● Exercise brief
Please output the records below in full, exactly as given, but without the images.

● Dataset records

•••••

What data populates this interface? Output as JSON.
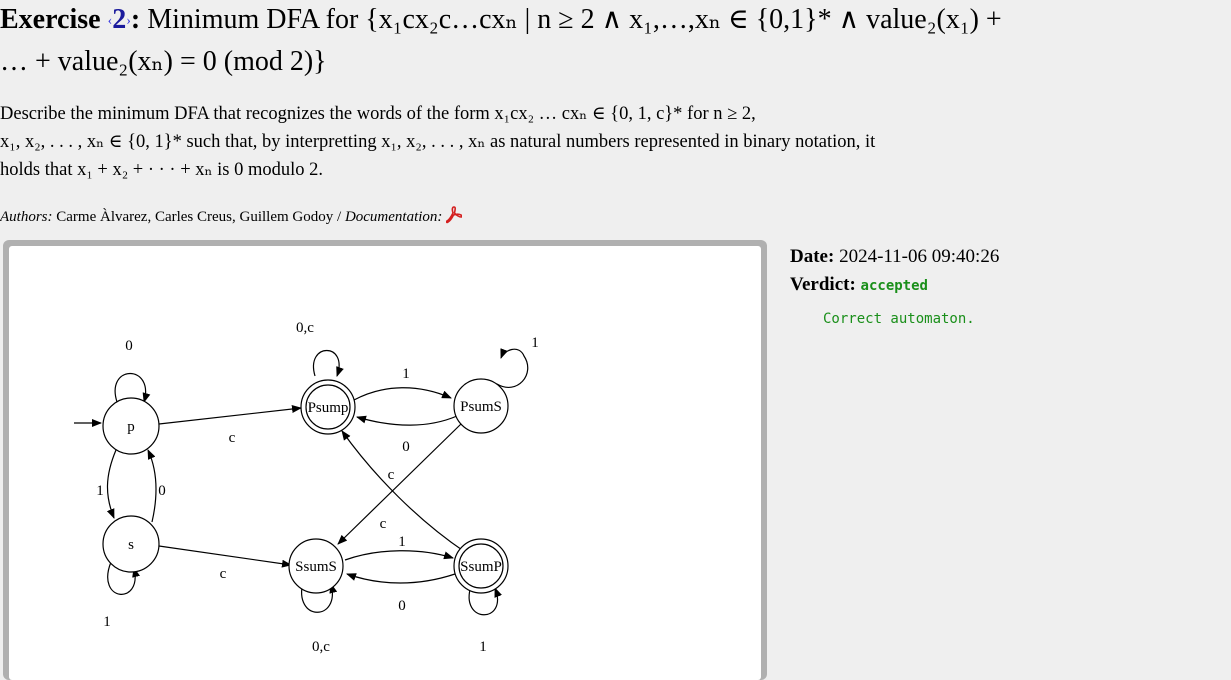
{
  "header": {
    "exercise_label": "Exercise",
    "exercise_number": "2",
    "title_text": "Minimum DFA for",
    "title_math_line1": "{x₁cx₂c…cxₙ | n ≥ 2 ∧ x₁,…,xₙ ∈ {0,1}* ∧ value₂(x₁) +",
    "title_math_line2": "… + value₂(xₙ) = 0   (mod 2)}"
  },
  "description": {
    "line1": "Describe the minimum DFA that recognizes the words of the form x₁cx₂ … cxₙ ∈ {0, 1, c}* for n ≥ 2,",
    "line2": "x₁, x₂, . . . , xₙ ∈ {0, 1}* such that, by interpretting x₁, x₂, . . . , xₙ as natural numbers represented in binary notation, it",
    "line3": "holds that x₁ + x₂ + · · · + xₙ is 0 modulo 2."
  },
  "authors": {
    "label": "Authors:",
    "names": "Carme Àlvarez, Carles Creus, Guillem Godoy",
    "separator": "/",
    "doc_label": "Documentation:",
    "doc_icon": "pdf-icon"
  },
  "submission": {
    "date_label": "Date:",
    "date_value": "2024-11-06 09:40:26",
    "verdict_label": "Verdict:",
    "verdict_value": "accepted",
    "message": "Correct automaton.",
    "verdict_color": "#1a8f1a"
  },
  "automaton": {
    "states": {
      "p": "p",
      "s": "s",
      "psump": "Psump",
      "psums": "PsumS",
      "ssums": "SsumS",
      "ssump": "SsumP"
    },
    "labels": {
      "p_loop": "0",
      "s_loop": "1",
      "psump_loop": "0,c",
      "psums_loop": "1",
      "ssums_loop": "0,c",
      "ssump_loop": "1",
      "p_to_psump": "c",
      "s_to_ssums": "c",
      "p_to_s": "1",
      "s_to_p": "0",
      "psump_to_psums": "1",
      "psums_to_psump": "0",
      "ssums_to_ssump": "1",
      "ssump_to_ssums": "0",
      "psums_to_ssums": "c",
      "ssump_to_psump": "c"
    }
  }
}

•••••

● The output
What data populates this interface? Output as JSON.
{
  "header": {
    "exercise_label": "Exercise",
    "exercise_number": "2",
    "title_text": "Minimum DFA for",
    "title_math_line1": "{x₁cx₂c…cxₙ | n ≥ 2 ∧ x₁,…,xₙ ∈ {0,1}* ∧ value₂(x₁) +",
    "title_math_line2": "… + value₂(xₙ) = 0   (mod 2)}"
  },
  "description": {
    "line1": "Describe the minimum DFA that recognizes the words of the form x₁cx₂ … cxₙ ∈ {0, 1, c}* for n ≥ 2,",
    "line2": "x₁, x₂, . . . , xₙ ∈ {0, 1}* such that, by interpretting x₁, x₂, . . . , xₙ as natural numbers represented in binary notation, it",
    "line3": "holds that x₁ + x₂ + · · · + xₙ is 0 modulo 2."
  },
  "authors": {
    "label": "Authors:",
    "names": "Carme Àlvarez, Carles Creus, Guillem Godoy",
    "separator": "/",
    "doc_label": "Documentation:",
    "doc_icon": "pdf-icon"
  },
  "submission": {
    "date_label": "Date:",
    "date_value": "2024-11-06 09:40:26",
    "verdict_label": "Verdict:",
    "verdict_value": "accepted",
    "message": "Correct automaton.",
    "verdict_color": "#1a8f1a"
  },
  "automaton": {
    "states": {
      "p": "p",
      "s": "s",
      "psump": "Psump",
      "psums": "PsumS",
      "ssums": "SsumS",
      "ssump": "SsumP"
    },
    "labels": {
      "p_loop": "0",
      "s_loop": "1",
      "psump_loop": "0,c",
      "psums_loop": "1",
      "ssums_loop": "0,c",
      "ssump_loop": "1",
      "p_to_psump": "c",
      "s_to_ssums": "c",
      "p_to_s": "1",
      "s_to_p": "0",
      "psump_to_psums": "1",
      "psums_to_psump": "0",
      "ssums_to_ssump": "1",
      "ssump_to_ssums": "0",
      "psums_to_ssums": "c",
      "ssump_to_psump": "c"
    }
  }
}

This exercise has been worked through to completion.